> [SET EXERCISE]:
In the entries below, find every line with "type" and copy it.

> [SOURCE MATERIAL]:

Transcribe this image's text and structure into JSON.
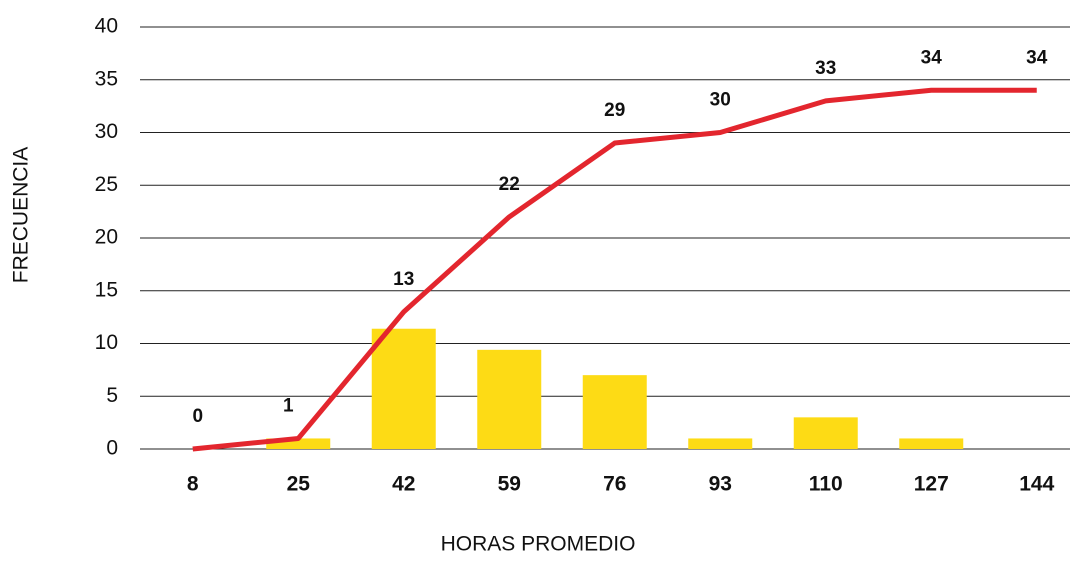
{
  "chart_data": {
    "type": "bar_line",
    "categories": [
      "8",
      "25",
      "42",
      "59",
      "76",
      "93",
      "110",
      "127",
      "144"
    ],
    "series": [
      {
        "type": "bar",
        "color": "#fddb15",
        "values": [
          0,
          1,
          11.4,
          9.4,
          7,
          1,
          3,
          1,
          0
        ]
      },
      {
        "type": "line",
        "color": "#e3262e",
        "values": [
          0,
          1,
          13,
          22,
          29,
          30,
          33,
          34,
          34
        ],
        "value_labels": [
          "0",
          "1",
          "13",
          "22",
          "29",
          "30",
          "33",
          "34",
          "34"
        ]
      }
    ],
    "xlabel": "HORAS PROMEDIO",
    "ylabel": "FRECUENCIA",
    "ylim": [
      0,
      40
    ],
    "yticks": [
      0,
      5,
      10,
      15,
      20,
      25,
      30,
      35,
      40
    ],
    "grid": true
  }
}
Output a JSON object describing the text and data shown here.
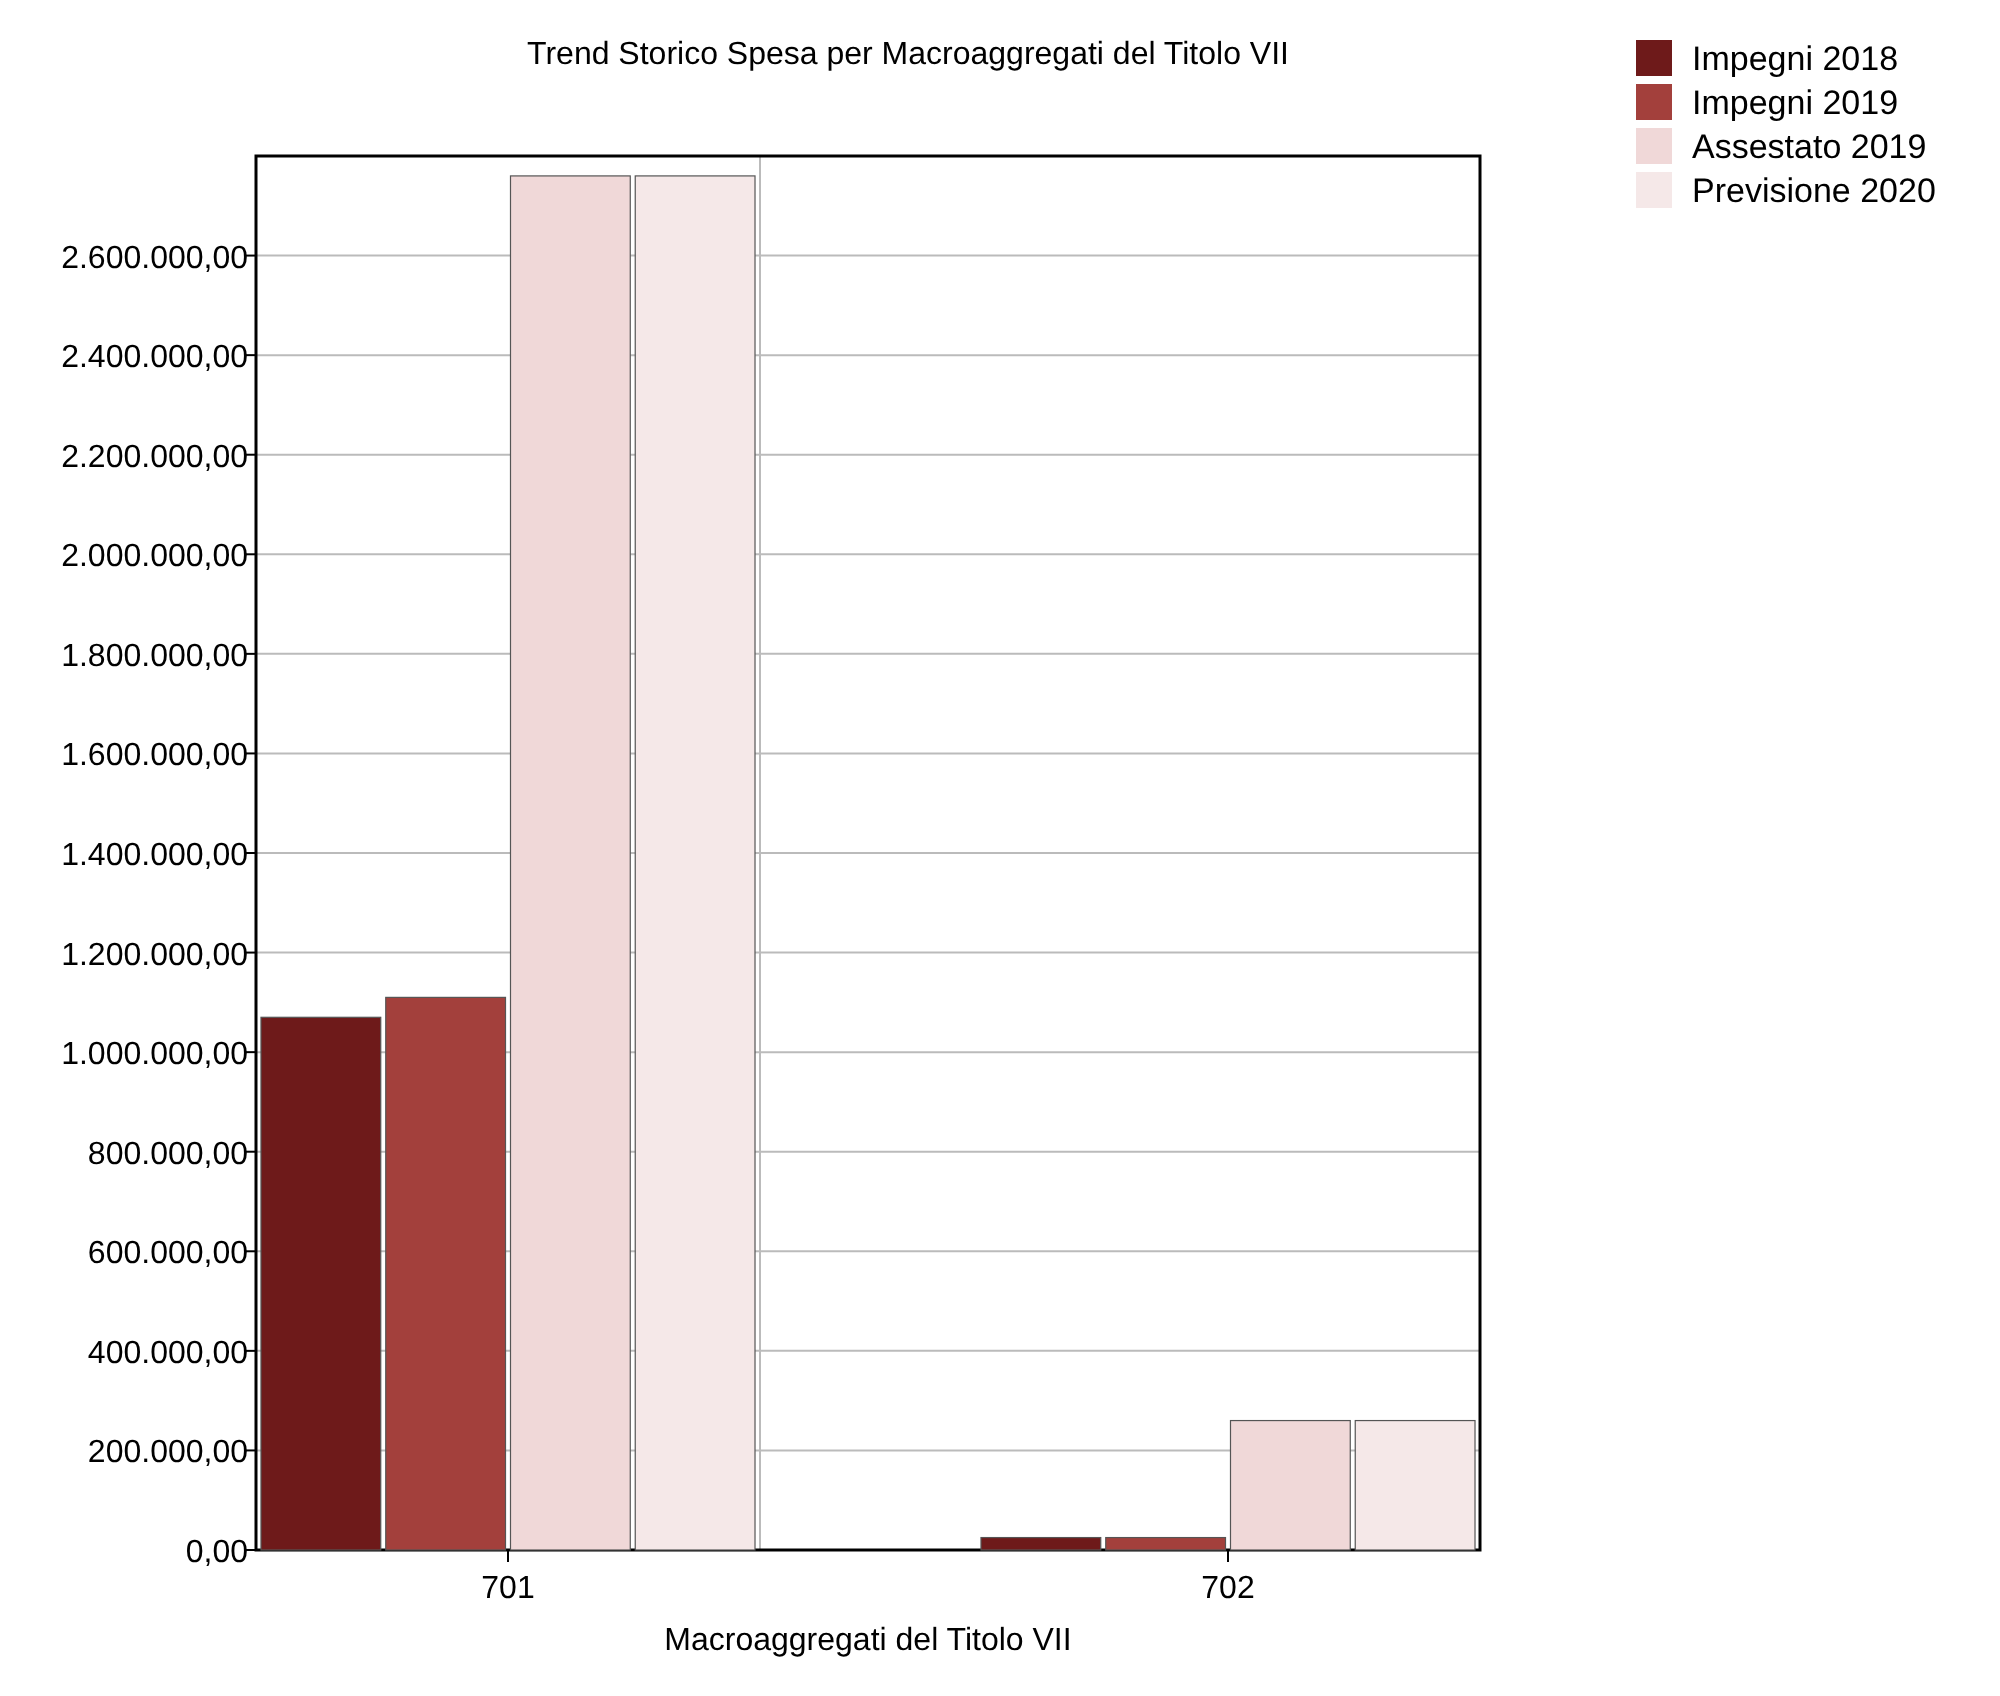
{
  "chart_data": {
    "type": "bar",
    "title": "Trend Storico Spesa per Macroaggregati del Titolo VII",
    "xlabel": "Macroaggregati del Titolo VII",
    "categories": [
      "701",
      "702"
    ],
    "series": [
      {
        "name": "Impegni 2018",
        "color": "#6e1a1a",
        "values": [
          1070000,
          25000
        ]
      },
      {
        "name": "Impegni 2019",
        "color": "#a3403c",
        "values": [
          1110000,
          25000
        ]
      },
      {
        "name": "Assestato 2019",
        "color": "#f0d8d8",
        "values": [
          2760000,
          260000
        ]
      },
      {
        "name": "Previsione 2020",
        "color": "#f5e8e8",
        "values": [
          2760000,
          260000
        ]
      }
    ],
    "ylim": [
      0,
      2800000
    ],
    "yticks": [
      {
        "value": 0,
        "label": "0,00"
      },
      {
        "value": 200000,
        "label": "200.000,00"
      },
      {
        "value": 400000,
        "label": "400.000,00"
      },
      {
        "value": 600000,
        "label": "600.000,00"
      },
      {
        "value": 800000,
        "label": "800.000,00"
      },
      {
        "value": 1000000,
        "label": "1.000.000,00"
      },
      {
        "value": 1200000,
        "label": "1.200.000,00"
      },
      {
        "value": 1400000,
        "label": "1.400.000,00"
      },
      {
        "value": 1600000,
        "label": "1.600.000,00"
      },
      {
        "value": 1800000,
        "label": "1.800.000,00"
      },
      {
        "value": 2000000,
        "label": "2.000.000,00"
      },
      {
        "value": 2200000,
        "label": "2.200.000,00"
      },
      {
        "value": 2400000,
        "label": "2.400.000,00"
      },
      {
        "value": 2600000,
        "label": "2.600.000,00"
      }
    ],
    "grid": true,
    "legend": "top right"
  }
}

> [FULL SOLUTION]:
    "type": "bar_line",
        "type": "bar",
        "type": "line",
    "type": "bar",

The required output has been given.